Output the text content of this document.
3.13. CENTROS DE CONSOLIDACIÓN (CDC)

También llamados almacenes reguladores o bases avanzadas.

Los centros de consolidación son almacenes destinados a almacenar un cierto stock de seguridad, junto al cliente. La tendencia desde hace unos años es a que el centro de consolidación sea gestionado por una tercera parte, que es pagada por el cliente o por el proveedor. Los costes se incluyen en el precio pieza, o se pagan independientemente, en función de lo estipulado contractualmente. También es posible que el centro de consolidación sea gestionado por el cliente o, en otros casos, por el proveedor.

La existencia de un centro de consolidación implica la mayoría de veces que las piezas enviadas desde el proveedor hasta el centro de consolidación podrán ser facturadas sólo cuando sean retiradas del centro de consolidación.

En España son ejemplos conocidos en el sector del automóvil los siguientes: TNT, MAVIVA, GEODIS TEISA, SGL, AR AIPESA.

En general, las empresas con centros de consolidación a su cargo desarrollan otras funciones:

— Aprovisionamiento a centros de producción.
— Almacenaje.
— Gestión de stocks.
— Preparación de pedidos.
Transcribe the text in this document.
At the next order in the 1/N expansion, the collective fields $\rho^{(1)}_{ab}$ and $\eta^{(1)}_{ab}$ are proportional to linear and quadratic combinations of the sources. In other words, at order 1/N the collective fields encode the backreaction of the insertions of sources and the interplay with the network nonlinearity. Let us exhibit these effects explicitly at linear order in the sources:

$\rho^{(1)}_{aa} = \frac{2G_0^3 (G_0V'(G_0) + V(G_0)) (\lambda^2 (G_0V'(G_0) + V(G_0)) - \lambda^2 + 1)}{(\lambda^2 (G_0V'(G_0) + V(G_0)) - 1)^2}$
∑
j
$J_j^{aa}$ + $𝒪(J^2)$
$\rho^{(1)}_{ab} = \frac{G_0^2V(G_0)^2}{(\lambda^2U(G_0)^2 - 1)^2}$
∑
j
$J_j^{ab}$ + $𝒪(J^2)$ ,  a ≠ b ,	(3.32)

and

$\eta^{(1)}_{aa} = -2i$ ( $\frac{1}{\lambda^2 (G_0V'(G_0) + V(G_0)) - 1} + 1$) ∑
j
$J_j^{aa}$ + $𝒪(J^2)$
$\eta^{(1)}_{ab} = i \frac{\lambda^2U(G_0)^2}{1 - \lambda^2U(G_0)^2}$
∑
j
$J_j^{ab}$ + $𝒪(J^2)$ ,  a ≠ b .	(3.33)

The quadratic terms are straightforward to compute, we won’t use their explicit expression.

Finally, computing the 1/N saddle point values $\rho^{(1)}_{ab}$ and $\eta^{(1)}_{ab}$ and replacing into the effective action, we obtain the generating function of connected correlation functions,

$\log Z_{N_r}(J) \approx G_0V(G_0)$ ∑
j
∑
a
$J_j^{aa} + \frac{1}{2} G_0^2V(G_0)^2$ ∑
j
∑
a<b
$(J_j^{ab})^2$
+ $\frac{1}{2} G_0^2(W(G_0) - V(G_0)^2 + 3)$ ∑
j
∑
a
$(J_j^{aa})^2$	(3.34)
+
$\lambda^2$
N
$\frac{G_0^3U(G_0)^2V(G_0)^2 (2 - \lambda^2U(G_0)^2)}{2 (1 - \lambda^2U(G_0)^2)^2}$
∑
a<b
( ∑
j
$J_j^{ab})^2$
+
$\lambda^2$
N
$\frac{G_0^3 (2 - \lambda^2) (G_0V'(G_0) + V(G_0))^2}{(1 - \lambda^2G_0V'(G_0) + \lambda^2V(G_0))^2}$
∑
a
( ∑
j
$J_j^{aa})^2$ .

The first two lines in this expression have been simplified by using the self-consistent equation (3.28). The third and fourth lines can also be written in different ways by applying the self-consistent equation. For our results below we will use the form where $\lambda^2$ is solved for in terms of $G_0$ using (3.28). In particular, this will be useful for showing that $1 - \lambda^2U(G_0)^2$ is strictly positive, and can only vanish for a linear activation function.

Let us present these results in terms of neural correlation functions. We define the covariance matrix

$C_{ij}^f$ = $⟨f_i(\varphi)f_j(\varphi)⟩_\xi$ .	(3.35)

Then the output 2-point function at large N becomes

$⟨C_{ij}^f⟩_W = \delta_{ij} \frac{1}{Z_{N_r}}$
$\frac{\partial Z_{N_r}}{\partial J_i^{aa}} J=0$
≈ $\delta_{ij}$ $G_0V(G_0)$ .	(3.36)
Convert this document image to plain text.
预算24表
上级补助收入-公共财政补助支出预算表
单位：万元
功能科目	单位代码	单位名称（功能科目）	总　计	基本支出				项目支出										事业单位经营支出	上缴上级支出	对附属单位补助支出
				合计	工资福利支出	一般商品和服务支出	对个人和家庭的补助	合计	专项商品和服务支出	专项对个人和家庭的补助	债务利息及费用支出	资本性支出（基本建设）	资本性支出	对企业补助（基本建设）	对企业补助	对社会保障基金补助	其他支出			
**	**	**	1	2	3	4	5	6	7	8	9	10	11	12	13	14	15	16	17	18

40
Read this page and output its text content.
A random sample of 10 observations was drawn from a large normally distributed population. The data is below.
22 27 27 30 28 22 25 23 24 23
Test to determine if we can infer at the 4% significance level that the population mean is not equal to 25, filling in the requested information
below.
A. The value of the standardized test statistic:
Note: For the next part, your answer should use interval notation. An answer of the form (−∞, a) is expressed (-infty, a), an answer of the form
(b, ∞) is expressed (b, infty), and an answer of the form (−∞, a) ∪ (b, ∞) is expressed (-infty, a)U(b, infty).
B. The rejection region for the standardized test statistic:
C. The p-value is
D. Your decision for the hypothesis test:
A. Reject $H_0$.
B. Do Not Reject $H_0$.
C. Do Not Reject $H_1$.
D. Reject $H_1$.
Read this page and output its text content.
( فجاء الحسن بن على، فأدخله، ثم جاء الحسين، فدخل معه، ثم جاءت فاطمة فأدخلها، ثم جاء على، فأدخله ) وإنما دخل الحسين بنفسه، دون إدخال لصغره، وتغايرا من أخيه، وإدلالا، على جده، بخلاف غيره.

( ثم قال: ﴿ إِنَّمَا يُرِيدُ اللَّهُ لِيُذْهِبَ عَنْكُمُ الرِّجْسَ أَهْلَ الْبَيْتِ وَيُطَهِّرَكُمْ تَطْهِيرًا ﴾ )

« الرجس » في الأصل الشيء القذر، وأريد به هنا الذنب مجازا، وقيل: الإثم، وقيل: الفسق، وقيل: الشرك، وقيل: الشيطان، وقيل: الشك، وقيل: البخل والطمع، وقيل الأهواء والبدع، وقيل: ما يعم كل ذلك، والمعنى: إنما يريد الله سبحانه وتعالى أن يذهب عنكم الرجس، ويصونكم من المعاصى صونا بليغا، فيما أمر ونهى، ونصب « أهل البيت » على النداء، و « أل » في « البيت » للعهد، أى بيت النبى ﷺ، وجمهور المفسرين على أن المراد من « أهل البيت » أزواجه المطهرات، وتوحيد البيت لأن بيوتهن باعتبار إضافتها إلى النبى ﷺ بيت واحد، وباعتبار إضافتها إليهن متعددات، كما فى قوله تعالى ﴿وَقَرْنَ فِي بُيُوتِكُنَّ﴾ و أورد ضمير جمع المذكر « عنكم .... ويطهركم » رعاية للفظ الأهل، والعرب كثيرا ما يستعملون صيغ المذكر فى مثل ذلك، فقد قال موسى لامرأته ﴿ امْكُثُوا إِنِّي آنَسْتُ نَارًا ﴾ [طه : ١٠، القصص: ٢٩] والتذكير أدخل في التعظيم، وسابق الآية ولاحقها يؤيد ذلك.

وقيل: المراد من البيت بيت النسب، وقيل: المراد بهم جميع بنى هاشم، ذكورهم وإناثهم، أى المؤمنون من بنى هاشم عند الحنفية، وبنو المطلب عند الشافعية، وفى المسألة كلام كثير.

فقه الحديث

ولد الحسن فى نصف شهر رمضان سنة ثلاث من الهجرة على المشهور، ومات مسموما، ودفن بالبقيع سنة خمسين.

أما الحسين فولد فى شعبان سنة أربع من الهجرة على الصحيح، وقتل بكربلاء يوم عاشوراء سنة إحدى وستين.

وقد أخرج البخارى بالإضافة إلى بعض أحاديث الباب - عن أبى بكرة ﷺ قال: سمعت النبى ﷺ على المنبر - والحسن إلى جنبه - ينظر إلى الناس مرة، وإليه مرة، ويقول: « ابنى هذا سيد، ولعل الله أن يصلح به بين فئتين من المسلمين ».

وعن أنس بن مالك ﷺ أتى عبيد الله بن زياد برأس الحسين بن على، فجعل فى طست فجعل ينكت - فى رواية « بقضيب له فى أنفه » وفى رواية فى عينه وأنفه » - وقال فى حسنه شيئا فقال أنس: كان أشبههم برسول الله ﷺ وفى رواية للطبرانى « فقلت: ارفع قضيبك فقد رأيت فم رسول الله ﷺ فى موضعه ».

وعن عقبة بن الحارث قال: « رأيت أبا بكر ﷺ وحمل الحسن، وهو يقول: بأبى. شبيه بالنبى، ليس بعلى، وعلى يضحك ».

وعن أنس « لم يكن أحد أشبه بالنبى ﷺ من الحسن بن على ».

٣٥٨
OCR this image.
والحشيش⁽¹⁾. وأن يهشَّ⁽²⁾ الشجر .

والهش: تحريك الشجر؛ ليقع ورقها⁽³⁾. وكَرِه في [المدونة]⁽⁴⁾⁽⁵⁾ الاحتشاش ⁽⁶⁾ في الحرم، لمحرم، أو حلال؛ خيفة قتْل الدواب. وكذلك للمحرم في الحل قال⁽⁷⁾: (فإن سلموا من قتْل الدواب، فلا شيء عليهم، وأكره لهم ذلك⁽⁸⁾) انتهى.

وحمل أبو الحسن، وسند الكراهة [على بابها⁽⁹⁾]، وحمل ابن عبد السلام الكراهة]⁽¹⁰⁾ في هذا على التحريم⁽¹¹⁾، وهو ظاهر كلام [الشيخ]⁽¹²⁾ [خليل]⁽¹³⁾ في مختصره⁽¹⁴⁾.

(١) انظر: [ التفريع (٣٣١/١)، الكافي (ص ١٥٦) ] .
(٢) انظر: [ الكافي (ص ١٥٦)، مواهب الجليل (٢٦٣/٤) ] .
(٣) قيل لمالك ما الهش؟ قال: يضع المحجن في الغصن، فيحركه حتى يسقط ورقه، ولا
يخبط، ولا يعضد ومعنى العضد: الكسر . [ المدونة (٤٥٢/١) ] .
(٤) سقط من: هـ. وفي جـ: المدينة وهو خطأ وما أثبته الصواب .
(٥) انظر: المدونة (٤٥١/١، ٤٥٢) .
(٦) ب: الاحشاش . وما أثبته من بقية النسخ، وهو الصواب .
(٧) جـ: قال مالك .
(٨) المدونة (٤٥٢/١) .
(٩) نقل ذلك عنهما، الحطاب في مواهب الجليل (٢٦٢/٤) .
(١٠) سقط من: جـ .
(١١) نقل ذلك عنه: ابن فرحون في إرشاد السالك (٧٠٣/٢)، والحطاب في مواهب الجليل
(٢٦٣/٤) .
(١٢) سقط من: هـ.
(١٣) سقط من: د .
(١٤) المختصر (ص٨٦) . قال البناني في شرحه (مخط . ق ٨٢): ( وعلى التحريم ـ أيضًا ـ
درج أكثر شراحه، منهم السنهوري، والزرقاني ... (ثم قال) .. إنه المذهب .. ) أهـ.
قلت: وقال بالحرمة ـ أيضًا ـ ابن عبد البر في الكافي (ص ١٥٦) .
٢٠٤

+++

> _Task brief_
From the entries above, copy every line that holds the word "انظر".

> _Answer to the task_
(١) انظر: [ التفريع (٣٣١/١)، الكافي (ص ١٥٦) ] .
(٢) انظر: [ الكافي (ص ١٥٦)، مواهب الجليل (٢٦٣/٤) ] .
(٥) انظر: المدونة (٤٥١/١، ٤٥٢) .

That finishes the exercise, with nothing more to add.